- _Task to complete_:
Search the material below for the string "JSON" and extract each line that has it.

- _Data extract_:
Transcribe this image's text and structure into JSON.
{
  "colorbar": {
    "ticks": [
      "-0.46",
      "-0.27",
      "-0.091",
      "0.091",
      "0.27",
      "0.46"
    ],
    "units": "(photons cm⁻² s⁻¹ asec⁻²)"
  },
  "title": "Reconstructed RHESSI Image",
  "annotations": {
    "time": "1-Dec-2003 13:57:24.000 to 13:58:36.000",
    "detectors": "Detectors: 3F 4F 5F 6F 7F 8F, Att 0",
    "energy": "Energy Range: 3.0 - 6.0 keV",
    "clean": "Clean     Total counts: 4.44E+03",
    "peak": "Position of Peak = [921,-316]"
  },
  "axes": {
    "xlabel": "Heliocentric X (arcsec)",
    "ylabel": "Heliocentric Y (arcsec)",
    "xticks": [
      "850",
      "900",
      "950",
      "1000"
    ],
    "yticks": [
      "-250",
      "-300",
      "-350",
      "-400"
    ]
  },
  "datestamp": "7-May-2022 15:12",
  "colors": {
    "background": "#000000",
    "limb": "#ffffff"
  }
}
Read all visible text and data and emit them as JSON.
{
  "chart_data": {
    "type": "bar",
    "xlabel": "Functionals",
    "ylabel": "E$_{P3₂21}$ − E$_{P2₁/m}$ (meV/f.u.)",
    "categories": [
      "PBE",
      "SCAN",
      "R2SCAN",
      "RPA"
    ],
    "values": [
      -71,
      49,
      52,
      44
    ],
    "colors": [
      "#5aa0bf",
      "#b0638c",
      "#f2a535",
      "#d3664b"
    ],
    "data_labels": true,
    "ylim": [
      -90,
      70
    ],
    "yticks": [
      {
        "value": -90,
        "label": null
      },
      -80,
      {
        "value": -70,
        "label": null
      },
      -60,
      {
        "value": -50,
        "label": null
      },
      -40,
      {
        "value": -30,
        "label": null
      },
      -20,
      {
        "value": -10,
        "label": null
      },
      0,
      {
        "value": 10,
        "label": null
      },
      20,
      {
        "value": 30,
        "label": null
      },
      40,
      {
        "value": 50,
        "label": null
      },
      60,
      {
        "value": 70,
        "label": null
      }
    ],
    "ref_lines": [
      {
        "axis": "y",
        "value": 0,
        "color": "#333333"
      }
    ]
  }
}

- _Solution for this task_:
Transcribe this image's text and structure into JSON.
Read all visible text and data and emit them as JSON.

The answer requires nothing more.